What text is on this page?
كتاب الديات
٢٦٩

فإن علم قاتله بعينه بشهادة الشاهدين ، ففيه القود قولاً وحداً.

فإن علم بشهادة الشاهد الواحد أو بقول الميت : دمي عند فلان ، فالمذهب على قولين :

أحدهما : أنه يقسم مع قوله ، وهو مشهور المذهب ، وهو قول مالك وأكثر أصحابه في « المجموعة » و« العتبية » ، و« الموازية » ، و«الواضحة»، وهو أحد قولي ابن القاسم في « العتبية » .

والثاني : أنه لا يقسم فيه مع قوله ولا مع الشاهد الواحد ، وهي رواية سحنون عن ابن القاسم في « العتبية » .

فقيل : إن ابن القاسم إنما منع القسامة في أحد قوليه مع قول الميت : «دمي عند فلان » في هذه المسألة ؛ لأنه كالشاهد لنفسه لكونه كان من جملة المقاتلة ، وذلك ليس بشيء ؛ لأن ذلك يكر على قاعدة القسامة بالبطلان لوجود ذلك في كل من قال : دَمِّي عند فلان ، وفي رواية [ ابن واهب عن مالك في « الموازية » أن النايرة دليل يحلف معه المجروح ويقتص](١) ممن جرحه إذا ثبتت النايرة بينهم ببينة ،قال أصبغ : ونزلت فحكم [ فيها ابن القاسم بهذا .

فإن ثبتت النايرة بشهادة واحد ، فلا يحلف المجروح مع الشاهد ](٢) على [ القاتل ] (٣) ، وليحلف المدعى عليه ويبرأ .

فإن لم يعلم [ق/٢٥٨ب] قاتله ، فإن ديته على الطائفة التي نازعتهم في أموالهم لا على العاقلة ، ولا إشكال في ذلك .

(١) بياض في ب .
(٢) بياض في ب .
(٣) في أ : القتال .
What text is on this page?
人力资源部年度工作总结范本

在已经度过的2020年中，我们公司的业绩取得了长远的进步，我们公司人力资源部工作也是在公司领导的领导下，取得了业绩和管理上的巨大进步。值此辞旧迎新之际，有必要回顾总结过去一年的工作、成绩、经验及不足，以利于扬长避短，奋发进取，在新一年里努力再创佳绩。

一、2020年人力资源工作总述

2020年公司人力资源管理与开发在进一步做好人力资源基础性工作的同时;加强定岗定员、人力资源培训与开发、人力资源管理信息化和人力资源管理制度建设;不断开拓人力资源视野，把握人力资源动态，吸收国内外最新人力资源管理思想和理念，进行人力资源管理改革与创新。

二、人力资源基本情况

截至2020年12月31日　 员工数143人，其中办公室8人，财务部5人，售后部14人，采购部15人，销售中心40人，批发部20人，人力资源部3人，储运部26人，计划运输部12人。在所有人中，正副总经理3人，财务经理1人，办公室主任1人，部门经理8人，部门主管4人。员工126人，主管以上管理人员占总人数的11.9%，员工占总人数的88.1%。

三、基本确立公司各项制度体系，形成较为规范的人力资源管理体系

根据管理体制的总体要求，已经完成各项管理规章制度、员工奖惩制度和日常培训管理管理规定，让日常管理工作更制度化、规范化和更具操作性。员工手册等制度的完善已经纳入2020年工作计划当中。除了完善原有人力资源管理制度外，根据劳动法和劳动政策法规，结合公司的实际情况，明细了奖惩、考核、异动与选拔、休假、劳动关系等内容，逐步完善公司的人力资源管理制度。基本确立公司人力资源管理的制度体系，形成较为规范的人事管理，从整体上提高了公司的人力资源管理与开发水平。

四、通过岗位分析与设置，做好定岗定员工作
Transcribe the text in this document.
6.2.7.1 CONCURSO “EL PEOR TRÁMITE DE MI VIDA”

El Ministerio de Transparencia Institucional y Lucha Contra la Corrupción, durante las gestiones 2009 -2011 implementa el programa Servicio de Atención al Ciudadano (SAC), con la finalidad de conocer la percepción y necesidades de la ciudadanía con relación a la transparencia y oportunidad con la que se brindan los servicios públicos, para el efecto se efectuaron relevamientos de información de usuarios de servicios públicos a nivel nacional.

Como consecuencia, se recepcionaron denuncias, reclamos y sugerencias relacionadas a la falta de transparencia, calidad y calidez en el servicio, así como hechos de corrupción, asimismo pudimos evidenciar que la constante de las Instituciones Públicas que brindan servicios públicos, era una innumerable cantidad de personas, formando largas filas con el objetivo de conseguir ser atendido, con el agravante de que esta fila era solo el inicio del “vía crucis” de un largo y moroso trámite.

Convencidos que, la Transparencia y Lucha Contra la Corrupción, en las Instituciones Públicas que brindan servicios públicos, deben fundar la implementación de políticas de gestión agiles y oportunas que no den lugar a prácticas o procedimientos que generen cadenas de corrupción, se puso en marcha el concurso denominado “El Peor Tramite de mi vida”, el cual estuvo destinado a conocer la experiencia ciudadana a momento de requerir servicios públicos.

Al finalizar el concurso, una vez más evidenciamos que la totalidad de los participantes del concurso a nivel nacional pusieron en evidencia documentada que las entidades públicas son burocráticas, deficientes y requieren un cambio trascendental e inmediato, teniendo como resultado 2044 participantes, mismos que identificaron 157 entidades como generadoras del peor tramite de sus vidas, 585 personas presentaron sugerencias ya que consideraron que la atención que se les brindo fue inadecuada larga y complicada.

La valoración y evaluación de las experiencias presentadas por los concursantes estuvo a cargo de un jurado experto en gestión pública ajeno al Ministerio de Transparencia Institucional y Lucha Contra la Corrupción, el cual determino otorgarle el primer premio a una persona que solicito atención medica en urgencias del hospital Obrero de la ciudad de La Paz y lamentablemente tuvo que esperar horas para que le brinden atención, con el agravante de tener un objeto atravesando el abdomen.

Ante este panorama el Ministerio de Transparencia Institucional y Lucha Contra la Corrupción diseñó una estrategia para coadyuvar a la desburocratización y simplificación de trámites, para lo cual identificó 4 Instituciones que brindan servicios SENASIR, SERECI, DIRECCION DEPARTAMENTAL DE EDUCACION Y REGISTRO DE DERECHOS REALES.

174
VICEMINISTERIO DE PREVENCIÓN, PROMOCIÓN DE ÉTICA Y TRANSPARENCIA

> _WHAT NEEDS TO BE DONE_
Scan the lines for the string "الموازية". Pick out every line that has it.

> _SOLUTION FOR THIS PROBLEM_
أحدهما : أنه يقسم مع قوله ، وهو مشهور المذهب ، وهو قول مالك وأكثر أصحابه في « المجموعة » و« العتبية » ، و« الموازية » ، و«الواضحة»، وهو أحد قولي ابن القاسم في « العتبية » .
فقيل : إن ابن القاسم إنما منع القسامة في أحد قوليه مع قول الميت : «دمي عند فلان » في هذه المسألة ؛ لأنه كالشاهد لنفسه لكونه كان من جملة المقاتلة ، وذلك ليس بشيء ؛ لأن ذلك يكر على قاعدة القسامة بالبطلان لوجود ذلك في كل من قال : دَمِّي عند فلان ، وفي رواية [ ابن واهب عن مالك في « الموازية » أن النايرة دليل يحلف معه المجروح ويقتص](١) ممن جرحه إذا ثبتت النايرة بينهم ببينة ،قال أصبغ : ونزلت فحكم [ فيها ابن القاسم بهذا .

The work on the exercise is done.